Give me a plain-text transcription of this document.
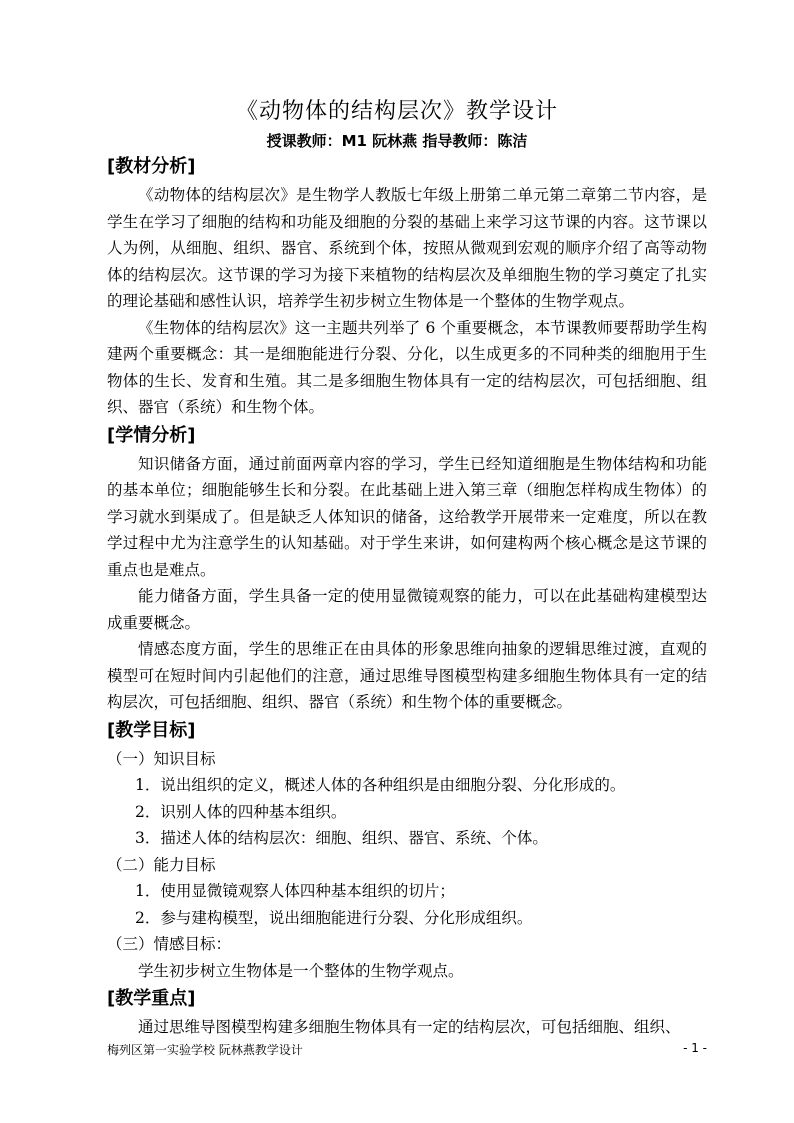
《动物体的结构层次》教学设计
授课教师：M1 阮林燕 指导教师：陈洁

[教材分析]

《动物体的结构层次》是生物学人教版七年级上册第二单元第二章第二节内容，是学生在学习了细胞的结构和功能及细胞的分裂的基础上来学习这节课的内容。这节课以人为例，从细胞、组织、器官、系统到个体，按照从微观到宏观的顺序介绍了高等动物体的结构层次。这节课的学习为接下来植物的结构层次及单细胞生物的学习奠定了扎实的理论基础和感性认识，培养学生初步树立生物体是一个整体的生物学观点。

《生物体的结构层次》这一主题共列举了 6 个重要概念，本节课教师要帮助学生构建两个重要概念：其一是细胞能进行分裂、分化，以生成更多的不同种类的细胞用于生物体的生长、发育和生殖。其二是多细胞生物体具有一定的结构层次，可包括细胞、组织、器官（系统）和生物个体。

[学情分析]

知识储备方面，通过前面两章内容的学习，学生已经知道细胞是生物体结构和功能的基本单位；细胞能够生长和分裂。在此基础上进入第三章（细胞怎样构成生物体）的学习就水到渠成了。但是缺乏人体知识的储备，这给教学开展带来一定难度，所以在教学过程中尤为注意学生的认知基础。对于学生来讲，如何建构两个核心概念是这节课的重点也是难点。

能力储备方面，学生具备一定的使用显微镜观察的能力，可以在此基础构建模型达成重要概念。

情感态度方面，学生的思维正在由具体的形象思维向抽象的逻辑思维过渡，直观的模型可在短时间内引起他们的注意，通过思维导图模型构建多细胞生物体具有一定的结构层次，可包括细胞、组织、器官（系统）和生物个体的重要概念。

[教学目标]

（一）知识目标

1．说出组织的定义，概述人体的各种组织是由细胞分裂、分化形成的。

2．识别人体的四种基本组织。

3．描述人体的结构层次：细胞、组织、器官、系统、个体。

（二）能力目标

1．使用显微镜观察人体四种基本组织的切片；

2．参与建构模型，说出细胞能进行分裂、分化形成组织。

（三）情感目标：

学生初步树立生物体是一个整体的生物学观点。

[教学重点]

通过思维导图模型构建多细胞生物体具有一定的结构层次，可包括细胞、组织、

梅列区第一实验学校 阮林燕教学设计	- 1 -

WHAT YOU HAVE TO DO: Collect the complete line wherever the string "通过思维导图模型构建多细胞生物体具有一定的结构层次" appears in the records.

WRITTEN SOLUTION:
情感态度方面，学生的思维正在由具体的形象思维向抽象的逻辑思维过渡，直观的模型可在短时间内引起他们的注意，通过思维导图模型构建多细胞生物体具有一定的结构层次，可包括细胞、组织、器官（系统）和生物个体的重要概念。
通过思维导图模型构建多细胞生物体具有一定的结构层次，可包括细胞、组织、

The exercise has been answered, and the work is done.